(Dataset rows):
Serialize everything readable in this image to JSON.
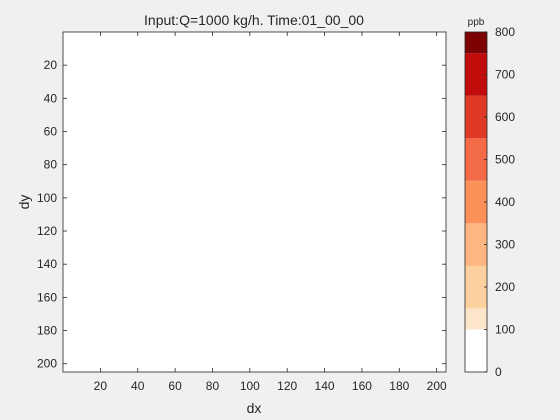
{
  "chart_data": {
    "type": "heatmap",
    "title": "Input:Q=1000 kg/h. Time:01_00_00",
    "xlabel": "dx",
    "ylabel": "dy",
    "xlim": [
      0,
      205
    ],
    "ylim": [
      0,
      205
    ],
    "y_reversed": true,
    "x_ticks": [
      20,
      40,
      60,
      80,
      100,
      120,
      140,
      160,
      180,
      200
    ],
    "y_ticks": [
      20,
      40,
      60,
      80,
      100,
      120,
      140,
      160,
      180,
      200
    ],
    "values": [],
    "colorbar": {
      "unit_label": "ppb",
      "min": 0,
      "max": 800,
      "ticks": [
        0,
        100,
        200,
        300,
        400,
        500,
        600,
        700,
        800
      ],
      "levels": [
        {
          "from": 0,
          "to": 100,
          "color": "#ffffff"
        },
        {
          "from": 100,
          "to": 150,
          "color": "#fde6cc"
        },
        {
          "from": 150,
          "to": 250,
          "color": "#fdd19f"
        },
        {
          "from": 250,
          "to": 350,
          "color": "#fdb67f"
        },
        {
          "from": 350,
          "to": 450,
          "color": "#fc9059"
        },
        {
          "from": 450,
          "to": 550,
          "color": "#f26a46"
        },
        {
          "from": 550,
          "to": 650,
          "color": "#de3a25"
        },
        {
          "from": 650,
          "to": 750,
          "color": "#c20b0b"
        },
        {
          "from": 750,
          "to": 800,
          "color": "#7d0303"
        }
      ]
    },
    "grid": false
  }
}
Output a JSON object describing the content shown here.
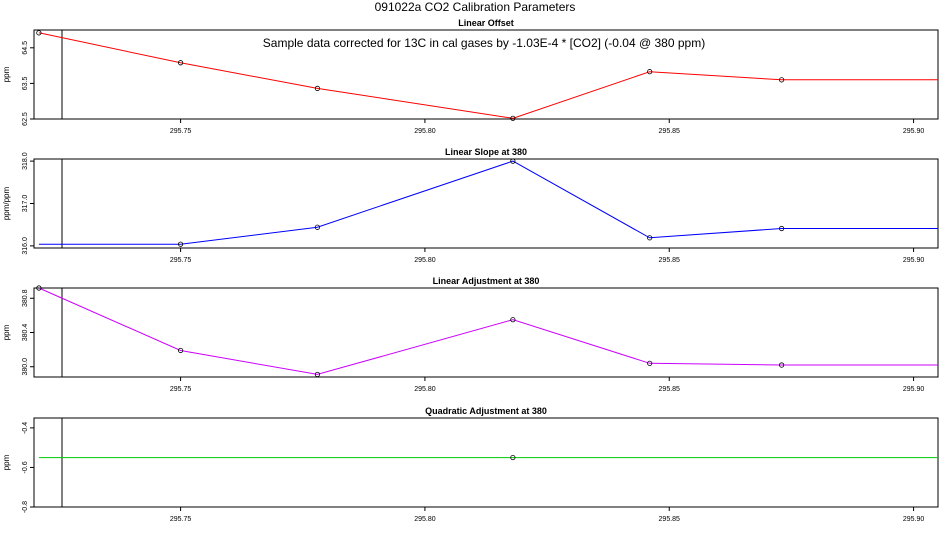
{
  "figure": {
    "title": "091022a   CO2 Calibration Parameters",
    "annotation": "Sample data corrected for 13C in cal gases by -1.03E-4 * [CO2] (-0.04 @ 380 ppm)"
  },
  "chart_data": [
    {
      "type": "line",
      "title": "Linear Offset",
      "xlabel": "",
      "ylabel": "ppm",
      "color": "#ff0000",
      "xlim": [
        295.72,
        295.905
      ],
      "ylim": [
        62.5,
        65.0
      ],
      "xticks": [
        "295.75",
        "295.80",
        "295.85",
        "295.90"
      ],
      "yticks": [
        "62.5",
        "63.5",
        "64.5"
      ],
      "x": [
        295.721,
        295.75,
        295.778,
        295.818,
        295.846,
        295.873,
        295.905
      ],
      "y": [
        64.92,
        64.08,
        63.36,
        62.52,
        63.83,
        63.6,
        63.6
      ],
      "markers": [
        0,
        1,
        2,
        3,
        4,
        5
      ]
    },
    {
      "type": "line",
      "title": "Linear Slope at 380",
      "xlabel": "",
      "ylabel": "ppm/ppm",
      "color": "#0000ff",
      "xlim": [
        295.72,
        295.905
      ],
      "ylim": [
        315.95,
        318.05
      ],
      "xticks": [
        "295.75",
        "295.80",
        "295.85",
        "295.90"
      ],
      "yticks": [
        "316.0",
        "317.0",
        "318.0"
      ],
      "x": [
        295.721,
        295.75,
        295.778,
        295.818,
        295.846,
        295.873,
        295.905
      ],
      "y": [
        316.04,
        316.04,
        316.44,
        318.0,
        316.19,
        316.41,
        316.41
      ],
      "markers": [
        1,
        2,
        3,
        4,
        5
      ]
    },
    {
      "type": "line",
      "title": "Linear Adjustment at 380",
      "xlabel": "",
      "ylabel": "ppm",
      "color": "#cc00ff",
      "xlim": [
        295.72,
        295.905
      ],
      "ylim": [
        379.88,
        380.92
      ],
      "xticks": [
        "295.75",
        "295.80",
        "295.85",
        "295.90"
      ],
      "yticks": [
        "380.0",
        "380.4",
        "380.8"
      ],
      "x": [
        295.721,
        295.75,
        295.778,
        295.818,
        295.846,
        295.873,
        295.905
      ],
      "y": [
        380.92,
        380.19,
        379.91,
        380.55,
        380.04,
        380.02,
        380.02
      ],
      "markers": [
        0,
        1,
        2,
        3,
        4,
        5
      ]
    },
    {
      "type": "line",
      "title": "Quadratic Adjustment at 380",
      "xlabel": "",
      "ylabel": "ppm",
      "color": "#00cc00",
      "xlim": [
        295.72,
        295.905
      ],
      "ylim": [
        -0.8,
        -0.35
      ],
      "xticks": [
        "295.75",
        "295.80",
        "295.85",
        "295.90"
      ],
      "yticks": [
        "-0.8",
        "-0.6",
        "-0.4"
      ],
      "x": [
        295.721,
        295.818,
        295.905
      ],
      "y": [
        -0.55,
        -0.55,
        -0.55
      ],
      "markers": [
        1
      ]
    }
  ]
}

(Given instruction): The records above are to be restated exactly, without their pictures.

(Answer to this problem):
Serialize everything readable in this image to JSON.
{
  "chart_data": {
    "type": "heatmap",
    "title": "Input:Q=1000 kg/h. Time:01_00_00",
    "xlabel": "dx",
    "ylabel": "dy",
    "xlim": [
      0,
      205
    ],
    "ylim": [
      0,
      205
    ],
    "y_reversed": true,
    "x_ticks": [
      20,
      40,
      60,
      80,
      100,
      120,
      140,
      160,
      180,
      200
    ],
    "y_ticks": [
      20,
      40,
      60,
      80,
      100,
      120,
      140,
      160,
      180,
      200
    ],
    "values": [],
    "colorbar": {
      "unit_label": "ppb",
      "min": 0,
      "max": 800,
      "ticks": [
        0,
        100,
        200,
        300,
        400,
        500,
        600,
        700,
        800
      ],
      "levels": [
        {
          "from": 0,
          "to": 100,
          "color": "#ffffff"
        },
        {
          "from": 100,
          "to": 150,
          "color": "#fde6cc"
        },
        {
          "from": 150,
          "to": 250,
          "color": "#fdd19f"
        },
        {
          "from": 250,
          "to": 350,
          "color": "#fdb67f"
        },
        {
          "from": 350,
          "to": 450,
          "color": "#fc9059"
        },
        {
          "from": 450,
          "to": 550,
          "color": "#f26a46"
        },
        {
          "from": 550,
          "to": 650,
          "color": "#de3a25"
        },
        {
          "from": 650,
          "to": 750,
          "color": "#c20b0b"
        },
        {
          "from": 750,
          "to": 800,
          "color": "#7d0303"
        }
      ]
    },
    "grid": false
  }
}
Output a JSON object describing the content shown here.
{
  "figure": {
    "title": "091022a   CO2 Calibration Parameters",
    "annotation": "Sample data corrected for 13C in cal gases by -1.03E-4 * [CO2] (-0.04 @ 380 ppm)"
  },
  "chart_data": [
    {
      "type": "line",
      "title": "Linear Offset",
      "xlabel": "",
      "ylabel": "ppm",
      "color": "#ff0000",
      "xlim": [
        295.72,
        295.905
      ],
      "ylim": [
        62.5,
        65.0
      ],
      "xticks": [
        "295.75",
        "295.80",
        "295.85",
        "295.90"
      ],
      "yticks": [
        "62.5",
        "63.5",
        "64.5"
      ],
      "x": [
        295.721,
        295.75,
        295.778,
        295.818,
        295.846,
        295.873,
        295.905
      ],
      "y": [
        64.92,
        64.08,
        63.36,
        62.52,
        63.83,
        63.6,
        63.6
      ],
      "markers": [
        0,
        1,
        2,
        3,
        4,
        5
      ]
    },
    {
      "type": "line",
      "title": "Linear Slope at 380",
      "xlabel": "",
      "ylabel": "ppm/ppm",
      "color": "#0000ff",
      "xlim": [
        295.72,
        295.905
      ],
      "ylim": [
        315.95,
        318.05
      ],
      "xticks": [
        "295.75",
        "295.80",
        "295.85",
        "295.90"
      ],
      "yticks": [
        "316.0",
        "317.0",
        "318.0"
      ],
      "x": [
        295.721,
        295.75,
        295.778,
        295.818,
        295.846,
        295.873,
        295.905
      ],
      "y": [
        316.04,
        316.04,
        316.44,
        318.0,
        316.19,
        316.41,
        316.41
      ],
      "markers": [
        1,
        2,
        3,
        4,
        5
      ]
    },
    {
      "type": "line",
      "title": "Linear Adjustment at 380",
      "xlabel": "",
      "ylabel": "ppm",
      "color": "#cc00ff",
      "xlim": [
        295.72,
        295.905
      ],
      "ylim": [
        379.88,
        380.92
      ],
      "xticks": [
        "295.75",
        "295.80",
        "295.85",
        "295.90"
      ],
      "yticks": [
        "380.0",
        "380.4",
        "380.8"
      ],
      "x": [
        295.721,
        295.75,
        295.778,
        295.818,
        295.846,
        295.873,
        295.905
      ],
      "y": [
        380.92,
        380.19,
        379.91,
        380.55,
        380.04,
        380.02,
        380.02
      ],
      "markers": [
        0,
        1,
        2,
        3,
        4,
        5
      ]
    },
    {
      "type": "line",
      "title": "Quadratic Adjustment at 380",
      "xlabel": "",
      "ylabel": "ppm",
      "color": "#00cc00",
      "xlim": [
        295.72,
        295.905
      ],
      "ylim": [
        -0.8,
        -0.35
      ],
      "xticks": [
        "295.75",
        "295.80",
        "295.85",
        "295.90"
      ],
      "yticks": [
        "-0.8",
        "-0.6",
        "-0.4"
      ],
      "x": [
        295.721,
        295.818,
        295.905
      ],
      "y": [
        -0.55,
        -0.55,
        -0.55
      ],
      "markers": [
        1
      ]
    }
  ]
}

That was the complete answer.